Written problem. Send back all the data below, exactly as given.

Source records.
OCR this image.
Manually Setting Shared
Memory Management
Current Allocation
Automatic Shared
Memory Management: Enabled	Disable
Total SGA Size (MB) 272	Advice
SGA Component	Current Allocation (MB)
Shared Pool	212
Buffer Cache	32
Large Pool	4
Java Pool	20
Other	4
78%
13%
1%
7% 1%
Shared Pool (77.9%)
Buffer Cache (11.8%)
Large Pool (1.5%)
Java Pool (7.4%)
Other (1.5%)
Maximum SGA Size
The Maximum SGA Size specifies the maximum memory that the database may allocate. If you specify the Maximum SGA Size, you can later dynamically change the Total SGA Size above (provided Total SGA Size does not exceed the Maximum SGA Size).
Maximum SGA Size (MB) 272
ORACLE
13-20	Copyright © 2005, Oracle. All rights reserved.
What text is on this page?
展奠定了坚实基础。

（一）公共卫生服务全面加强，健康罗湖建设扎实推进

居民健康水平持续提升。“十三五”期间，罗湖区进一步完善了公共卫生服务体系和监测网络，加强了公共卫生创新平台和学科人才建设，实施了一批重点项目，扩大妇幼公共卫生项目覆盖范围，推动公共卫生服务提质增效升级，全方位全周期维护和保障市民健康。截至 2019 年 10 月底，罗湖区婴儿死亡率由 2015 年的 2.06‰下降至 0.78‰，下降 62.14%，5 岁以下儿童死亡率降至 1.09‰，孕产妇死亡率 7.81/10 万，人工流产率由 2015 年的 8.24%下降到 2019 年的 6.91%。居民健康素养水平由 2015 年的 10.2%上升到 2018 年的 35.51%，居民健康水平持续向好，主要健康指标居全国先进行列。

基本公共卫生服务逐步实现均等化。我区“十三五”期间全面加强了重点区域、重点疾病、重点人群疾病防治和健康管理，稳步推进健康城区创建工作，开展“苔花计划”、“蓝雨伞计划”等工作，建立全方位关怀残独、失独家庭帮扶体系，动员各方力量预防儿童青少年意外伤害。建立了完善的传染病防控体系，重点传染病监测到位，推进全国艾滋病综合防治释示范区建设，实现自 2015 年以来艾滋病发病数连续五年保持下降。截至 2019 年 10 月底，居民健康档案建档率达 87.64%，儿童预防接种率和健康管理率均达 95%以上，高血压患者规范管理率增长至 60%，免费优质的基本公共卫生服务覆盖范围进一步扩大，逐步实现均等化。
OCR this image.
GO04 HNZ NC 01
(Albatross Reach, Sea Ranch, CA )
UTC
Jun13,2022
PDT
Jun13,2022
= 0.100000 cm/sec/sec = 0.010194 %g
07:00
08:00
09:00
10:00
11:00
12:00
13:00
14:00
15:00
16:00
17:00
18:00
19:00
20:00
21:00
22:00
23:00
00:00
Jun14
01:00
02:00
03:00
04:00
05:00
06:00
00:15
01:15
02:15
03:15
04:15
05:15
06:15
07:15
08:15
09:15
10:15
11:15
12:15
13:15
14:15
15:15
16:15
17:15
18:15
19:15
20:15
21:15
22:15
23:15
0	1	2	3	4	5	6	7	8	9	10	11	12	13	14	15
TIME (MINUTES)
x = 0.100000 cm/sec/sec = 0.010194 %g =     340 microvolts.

Solution to the problem.
OCR this image.
Manually Setting Shared
Memory Management
Current Allocation
Automatic Shared
Memory Management: Enabled	Disable
Total SGA Size (MB) 272	Advice
SGA Component	Current Allocation (MB)
Shared Pool	212
Buffer Cache	32
Large Pool	4
Java Pool	20
Other	4
78%
13%
1%
7% 1%
Shared Pool (77.9%)
Buffer Cache (11.8%)
Large Pool (1.5%)
Java Pool (7.4%)
Other (1.5%)
Maximum SGA Size
The Maximum SGA Size specifies the maximum memory that the database may allocate. If you specify the Maximum SGA Size, you can later dynamically change the Total SGA Size above (provided Total SGA Size does not exceed the Maximum SGA Size).
Maximum SGA Size (MB) 272
ORACLE
13-20	Copyright © 2005, Oracle. All rights reserved.
What text is on this page?
展奠定了坚实基础。

（一）公共卫生服务全面加强，健康罗湖建设扎实推进

居民健康水平持续提升。“十三五”期间，罗湖区进一步完善了公共卫生服务体系和监测网络，加强了公共卫生创新平台和学科人才建设，实施了一批重点项目，扩大妇幼公共卫生项目覆盖范围，推动公共卫生服务提质增效升级，全方位全周期维护和保障市民健康。截至 2019 年 10 月底，罗湖区婴儿死亡率由 2015 年的 2.06‰下降至 0.78‰，下降 62.14%，5 岁以下儿童死亡率降至 1.09‰，孕产妇死亡率 7.81/10 万，人工流产率由 2015 年的 8.24%下降到 2019 年的 6.91%。居民健康素养水平由 2015 年的 10.2%上升到 2018 年的 35.51%，居民健康水平持续向好，主要健康指标居全国先进行列。

基本公共卫生服务逐步实现均等化。我区“十三五”期间全面加强了重点区域、重点疾病、重点人群疾病防治和健康管理，稳步推进健康城区创建工作，开展“苔花计划”、“蓝雨伞计划”等工作，建立全方位关怀残独、失独家庭帮扶体系，动员各方力量预防儿童青少年意外伤害。建立了完善的传染病防控体系，重点传染病监测到位，推进全国艾滋病综合防治释示范区建设，实现自 2015 年以来艾滋病发病数连续五年保持下降。截至 2019 年 10 月底，居民健康档案建档率达 87.64%，儿童预防接种率和健康管理率均达 95%以上，高血压患者规范管理率增长至 60%，免费优质的基本公共卫生服务覆盖范围进一步扩大，逐步实现均等化。
OCR this image.
GO04 HNZ NC 01
(Albatross Reach, Sea Ranch, CA )
UTC
Jun13,2022
PDT
Jun13,2022
= 0.100000 cm/sec/sec = 0.010194 %g
07:00
08:00
09:00
10:00
11:00
12:00
13:00
14:00
15:00
16:00
17:00
18:00
19:00
20:00
21:00
22:00
23:00
00:00
Jun14
01:00
02:00
03:00
04:00
05:00
06:00
00:15
01:15
02:15
03:15
04:15
05:15
06:15
07:15
08:15
09:15
10:15
11:15
12:15
13:15
14:15
15:15
16:15
17:15
18:15
19:15
20:15
21:15
22:15
23:15
0	1	2	3	4	5	6	7	8	9	10	11	12	13	14	15
TIME (MINUTES)
x = 0.100000 cm/sec/sec = 0.010194 %g =     340 microvolts.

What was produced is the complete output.